┌─ Input material
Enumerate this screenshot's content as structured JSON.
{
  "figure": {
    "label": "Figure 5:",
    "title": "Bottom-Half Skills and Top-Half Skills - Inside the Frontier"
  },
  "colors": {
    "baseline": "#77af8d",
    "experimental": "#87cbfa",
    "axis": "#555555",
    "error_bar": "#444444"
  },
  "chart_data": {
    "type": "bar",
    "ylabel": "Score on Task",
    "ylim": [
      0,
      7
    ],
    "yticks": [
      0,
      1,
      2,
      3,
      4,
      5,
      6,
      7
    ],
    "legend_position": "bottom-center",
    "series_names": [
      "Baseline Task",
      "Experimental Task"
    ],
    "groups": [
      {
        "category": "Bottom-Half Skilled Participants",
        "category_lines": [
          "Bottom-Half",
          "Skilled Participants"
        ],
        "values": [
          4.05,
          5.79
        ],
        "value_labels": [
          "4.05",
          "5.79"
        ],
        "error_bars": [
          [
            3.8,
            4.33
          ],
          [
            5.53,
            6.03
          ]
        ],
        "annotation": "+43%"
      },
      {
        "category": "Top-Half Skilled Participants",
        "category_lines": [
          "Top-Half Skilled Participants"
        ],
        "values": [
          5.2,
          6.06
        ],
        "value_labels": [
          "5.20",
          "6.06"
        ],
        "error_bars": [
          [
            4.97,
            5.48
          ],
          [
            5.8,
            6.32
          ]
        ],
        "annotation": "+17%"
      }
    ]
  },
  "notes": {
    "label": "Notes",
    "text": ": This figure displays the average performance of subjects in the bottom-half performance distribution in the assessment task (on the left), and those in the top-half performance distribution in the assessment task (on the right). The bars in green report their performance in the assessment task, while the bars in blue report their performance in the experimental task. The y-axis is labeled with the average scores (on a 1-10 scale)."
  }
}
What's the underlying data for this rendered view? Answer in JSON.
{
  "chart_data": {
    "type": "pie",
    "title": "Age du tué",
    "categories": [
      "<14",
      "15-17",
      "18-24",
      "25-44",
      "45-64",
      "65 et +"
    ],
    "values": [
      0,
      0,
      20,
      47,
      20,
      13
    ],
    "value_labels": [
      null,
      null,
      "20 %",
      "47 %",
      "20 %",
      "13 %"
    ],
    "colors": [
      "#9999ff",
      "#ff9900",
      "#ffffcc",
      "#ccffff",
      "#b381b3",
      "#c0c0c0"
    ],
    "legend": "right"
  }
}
└─
Short exercise:
All of the material above needs to be copied exactly.

Task result:
Enumerate this screenshot's content as structured JSON.
{
  "figure": {
    "label": "Figure 5:",
    "title": "Bottom-Half Skills and Top-Half Skills - Inside the Frontier"
  },
  "colors": {
    "baseline": "#77af8d",
    "experimental": "#87cbfa",
    "axis": "#555555",
    "error_bar": "#444444"
  },
  "chart_data": {
    "type": "bar",
    "ylabel": "Score on Task",
    "ylim": [
      0,
      7
    ],
    "yticks": [
      0,
      1,
      2,
      3,
      4,
      5,
      6,
      7
    ],
    "legend_position": "bottom-center",
    "series_names": [
      "Baseline Task",
      "Experimental Task"
    ],
    "groups": [
      {
        "category": "Bottom-Half Skilled Participants",
        "category_lines": [
          "Bottom-Half",
          "Skilled Participants"
        ],
        "values": [
          4.05,
          5.79
        ],
        "value_labels": [
          "4.05",
          "5.79"
        ],
        "error_bars": [
          [
            3.8,
            4.33
          ],
          [
            5.53,
            6.03
          ]
        ],
        "annotation": "+43%"
      },
      {
        "category": "Top-Half Skilled Participants",
        "category_lines": [
          "Top-Half Skilled Participants"
        ],
        "values": [
          5.2,
          6.06
        ],
        "value_labels": [
          "5.20",
          "6.06"
        ],
        "error_bars": [
          [
            4.97,
            5.48
          ],
          [
            5.8,
            6.32
          ]
        ],
        "annotation": "+17%"
      }
    ]
  },
  "notes": {
    "label": "Notes",
    "text": ": This figure displays the average performance of subjects in the bottom-half performance distribution in the assessment task (on the left), and those in the top-half performance distribution in the assessment task (on the right). The bars in green report their performance in the assessment task, while the bars in blue report their performance in the experimental task. The y-axis is labeled with the average scores (on a 1-10 scale)."
  }
}
What's the underlying data for this rendered view? Answer in JSON.
{
  "chart_data": {
    "type": "pie",
    "title": "Age du tué",
    "categories": [
      "<14",
      "15-17",
      "18-24",
      "25-44",
      "45-64",
      "65 et +"
    ],
    "values": [
      0,
      0,
      20,
      47,
      20,
      13
    ],
    "value_labels": [
      null,
      null,
      "20 %",
      "47 %",
      "20 %",
      "13 %"
    ],
    "colors": [
      "#9999ff",
      "#ff9900",
      "#ffffcc",
      "#ccffff",
      "#b381b3",
      "#c0c0c0"
    ],
    "legend": "right"
  }
}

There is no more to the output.